> Provided material
━━━━━━━━━━━━━━━━━━━━━━━━━━━━━━

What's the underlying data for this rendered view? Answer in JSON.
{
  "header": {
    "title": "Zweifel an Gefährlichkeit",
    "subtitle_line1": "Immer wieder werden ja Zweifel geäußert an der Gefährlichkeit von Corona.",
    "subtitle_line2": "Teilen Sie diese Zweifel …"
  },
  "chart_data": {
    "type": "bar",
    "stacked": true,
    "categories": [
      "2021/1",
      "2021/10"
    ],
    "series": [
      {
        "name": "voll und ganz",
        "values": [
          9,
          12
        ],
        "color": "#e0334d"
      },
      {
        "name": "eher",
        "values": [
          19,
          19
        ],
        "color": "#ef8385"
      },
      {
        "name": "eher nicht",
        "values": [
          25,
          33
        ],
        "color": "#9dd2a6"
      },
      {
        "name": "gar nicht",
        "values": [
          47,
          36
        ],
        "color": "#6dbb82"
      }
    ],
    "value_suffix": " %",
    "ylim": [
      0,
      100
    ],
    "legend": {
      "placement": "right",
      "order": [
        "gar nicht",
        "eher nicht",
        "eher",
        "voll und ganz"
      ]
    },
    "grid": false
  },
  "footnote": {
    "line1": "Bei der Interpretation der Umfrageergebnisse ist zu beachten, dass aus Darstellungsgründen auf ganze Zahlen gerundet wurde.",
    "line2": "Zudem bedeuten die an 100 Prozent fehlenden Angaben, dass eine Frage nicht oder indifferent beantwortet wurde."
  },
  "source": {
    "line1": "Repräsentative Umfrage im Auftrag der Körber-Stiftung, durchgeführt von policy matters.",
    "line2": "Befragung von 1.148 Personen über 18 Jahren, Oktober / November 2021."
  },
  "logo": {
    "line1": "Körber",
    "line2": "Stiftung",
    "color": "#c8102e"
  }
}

━━━━━━━━━━━━━━━━━━━━━━━━━━━━━━

> Written problem
All of the material above needs to be retyped word for word.

> Reply
What's the underlying data for this rendered view? Answer in JSON.
{
  "header": {
    "title": "Zweifel an Gefährlichkeit",
    "subtitle_line1": "Immer wieder werden ja Zweifel geäußert an der Gefährlichkeit von Corona.",
    "subtitle_line2": "Teilen Sie diese Zweifel …"
  },
  "chart_data": {
    "type": "bar",
    "stacked": true,
    "categories": [
      "2021/1",
      "2021/10"
    ],
    "series": [
      {
        "name": "voll und ganz",
        "values": [
          9,
          12
        ],
        "color": "#e0334d"
      },
      {
        "name": "eher",
        "values": [
          19,
          19
        ],
        "color": "#ef8385"
      },
      {
        "name": "eher nicht",
        "values": [
          25,
          33
        ],
        "color": "#9dd2a6"
      },
      {
        "name": "gar nicht",
        "values": [
          47,
          36
        ],
        "color": "#6dbb82"
      }
    ],
    "value_suffix": " %",
    "ylim": [
      0,
      100
    ],
    "legend": {
      "placement": "right",
      "order": [
        "gar nicht",
        "eher nicht",
        "eher",
        "voll und ganz"
      ]
    },
    "grid": false
  },
  "footnote": {
    "line1": "Bei der Interpretation der Umfrageergebnisse ist zu beachten, dass aus Darstellungsgründen auf ganze Zahlen gerundet wurde.",
    "line2": "Zudem bedeuten die an 100 Prozent fehlenden Angaben, dass eine Frage nicht oder indifferent beantwortet wurde."
  },
  "source": {
    "line1": "Repräsentative Umfrage im Auftrag der Körber-Stiftung, durchgeführt von policy matters.",
    "line2": "Befragung von 1.148 Personen über 18 Jahren, Oktober / November 2021."
  },
  "logo": {
    "line1": "Körber",
    "line2": "Stiftung",
    "color": "#c8102e"
  }
}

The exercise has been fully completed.